Restate the data below word for word. Skip any images it contains.

(Extracted data entries)
***
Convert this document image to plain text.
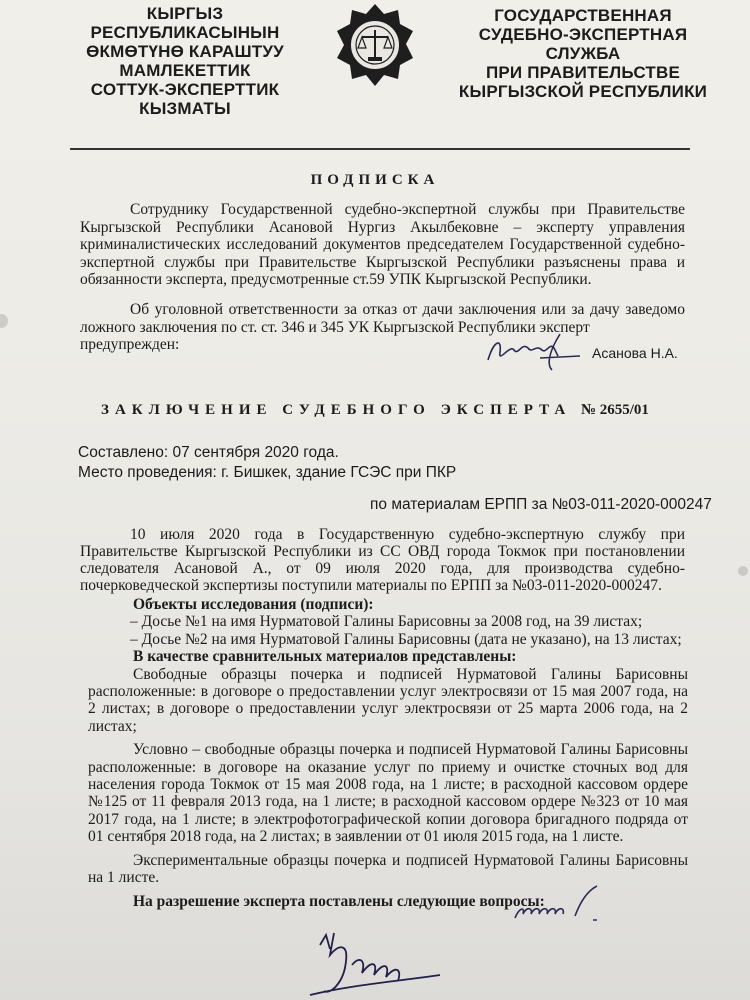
КЫРГЫЗ РЕСПУБЛИКАСЫНЫН
ӨКМӨТҮНӨ КАРАШТУУ
МАМЛЕКЕТТИК
СОТТУК-ЭКСПЕРТТИК
КЫЗМАТЫ
ГОСУДАРСТВЕННАЯ
СУДЕБНО-ЭКСПЕРТНАЯ
СЛУЖБА
ПРИ ПРАВИТЕЛЬСТВЕ
КЫРГЫЗСКОЙ РЕСПУБЛИКИ
ПОДПИСКА
Сотруднику Государственной судебно-экспертной службы при Правительстве Кыргызской Республики Асановой Нургиз Акылбековне – эксперту управления криминалистических исследований документов председателем Государственной судебно-экспертной службы при Правительстве Кыргызской Республики разъяснены права и обязанности эксперта, предусмотренные ст.59 УПК Кыргызской Республики.
Об уголовной ответственности за отказ от дачи заключения или за дачу заведомо ложного заключения по ст. ст. 346 и 345 УК Кыргызской Республики эксперт
предупрежден:	Асанова Н.А.
ЗАКЛЮЧЕНИЕ СУДЕБНОГО ЭКСПЕРТА № 2655/01
Составлено: 07 сентября 2020 года.
Место проведения: г. Бишкек, здание ГСЭС при ПКР
по материалам ЕРПП за №03-011-2020-000247
10 июля 2020 года в Государственную судебно-экспертную службу при Правительстве Кыргызской Республики из СС ОВД города Токмок при постановлении следователя Асановой А., от 09 июля 2020 года, для производства судебно-почерковедческой экспертизы поступили материалы по ЕРПП за №03-011-2020-000247.
Объекты исследования (подписи):
– Досье №1 на имя Нурматовой Галины Барисовны за 2008 год, на 39 листах;
– Досье №2 на имя Нурматовой Галины Барисовны (дата не указано), на 13 листах;
В качестве сравнительных материалов представлены:
Свободные образцы почерка и подписей Нурматовой Галины Барисовны расположенные: в договоре о предоставлении услуг электросвязи от 15 мая 2007 года, на 2 листах; в договоре о предоставлении услуг электросвязи от 25 марта 2006 года, на 2 листах;
Условно – свободные образцы почерка и подписей Нурматовой Галины Барисовны расположенные: в договоре на оказание услуг по приему и очистке сточных вод для населения города Токмок от 15 мая 2008 года, на 1 листе; в расходной кассовом ордере №125 от 11 февраля 2013 года, на 1 листе; в расходной кассовом ордере №323 от 10 мая 2017 года, на 1 листе; в электрофотографической копии договора бригадного подряда от 01 сентября 2018 года, на 2 листах; в заявлении от 01 июля 2015 года, на 1 листе.
Экспериментальные образцы почерка и подписей Нурматовой Галины Барисовны на 1 листе.
На разрешение эксперта поставлены следующие вопросы:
***
Worked solution
Convert this document image to plain text.
КЫРГЫЗ РЕСПУБЛИКАСЫНЫН
ӨКМӨТҮНӨ КАРАШТУУ
МАМЛЕКЕТТИК
СОТТУК-ЭКСПЕРТТИК
КЫЗМАТЫ
ГОСУДАРСТВЕННАЯ
СУДЕБНО-ЭКСПЕРТНАЯ
СЛУЖБА
ПРИ ПРАВИТЕЛЬСТВЕ
КЫРГЫЗСКОЙ РЕСПУБЛИКИ
ПОДПИСКА
Сотруднику Государственной судебно-экспертной службы при Правительстве Кыргызской Республики Асановой Нургиз Акылбековне – эксперту управления криминалистических исследований документов председателем Государственной судебно-экспертной службы при Правительстве Кыргызской Республики разъяснены права и обязанности эксперта, предусмотренные ст.59 УПК Кыргызской Республики.
Об уголовной ответственности за отказ от дачи заключения или за дачу заведомо ложного заключения по ст. ст. 346 и 345 УК Кыргызской Республики эксперт
предупрежден:	Асанова Н.А.
ЗАКЛЮЧЕНИЕ СУДЕБНОГО ЭКСПЕРТА № 2655/01
Составлено: 07 сентября 2020 года.
Место проведения: г. Бишкек, здание ГСЭС при ПКР
по материалам ЕРПП за №03-011-2020-000247
10 июля 2020 года в Государственную судебно-экспертную службу при Правительстве Кыргызской Республики из СС ОВД города Токмок при постановлении следователя Асановой А., от 09 июля 2020 года, для производства судебно-почерковедческой экспертизы поступили материалы по ЕРПП за №03-011-2020-000247.
Объекты исследования (подписи):
– Досье №1 на имя Нурматовой Галины Барисовны за 2008 год, на 39 листах;
– Досье №2 на имя Нурматовой Галины Барисовны (дата не указано), на 13 листах;
В качестве сравнительных материалов представлены:
Свободные образцы почерка и подписей Нурматовой Галины Барисовны расположенные: в договоре о предоставлении услуг электросвязи от 15 мая 2007 года, на 2 листах; в договоре о предоставлении услуг электросвязи от 25 марта 2006 года, на 2 листах;
Условно – свободные образцы почерка и подписей Нурматовой Галины Барисовны расположенные: в договоре на оказание услуг по приему и очистке сточных вод для населения города Токмок от 15 мая 2008 года, на 1 листе; в расходной кассовом ордере №125 от 11 февраля 2013 года, на 1 листе; в расходной кассовом ордере №323 от 10 мая 2017 года, на 1 листе; в электрофотографической копии договора бригадного подряда от 01 сентября 2018 года, на 2 листах; в заявлении от 01 июля 2015 года, на 1 листе.
Экспериментальные образцы почерка и подписей Нурматовой Галины Барисовны на 1 листе.
На разрешение эксперта поставлены следующие вопросы:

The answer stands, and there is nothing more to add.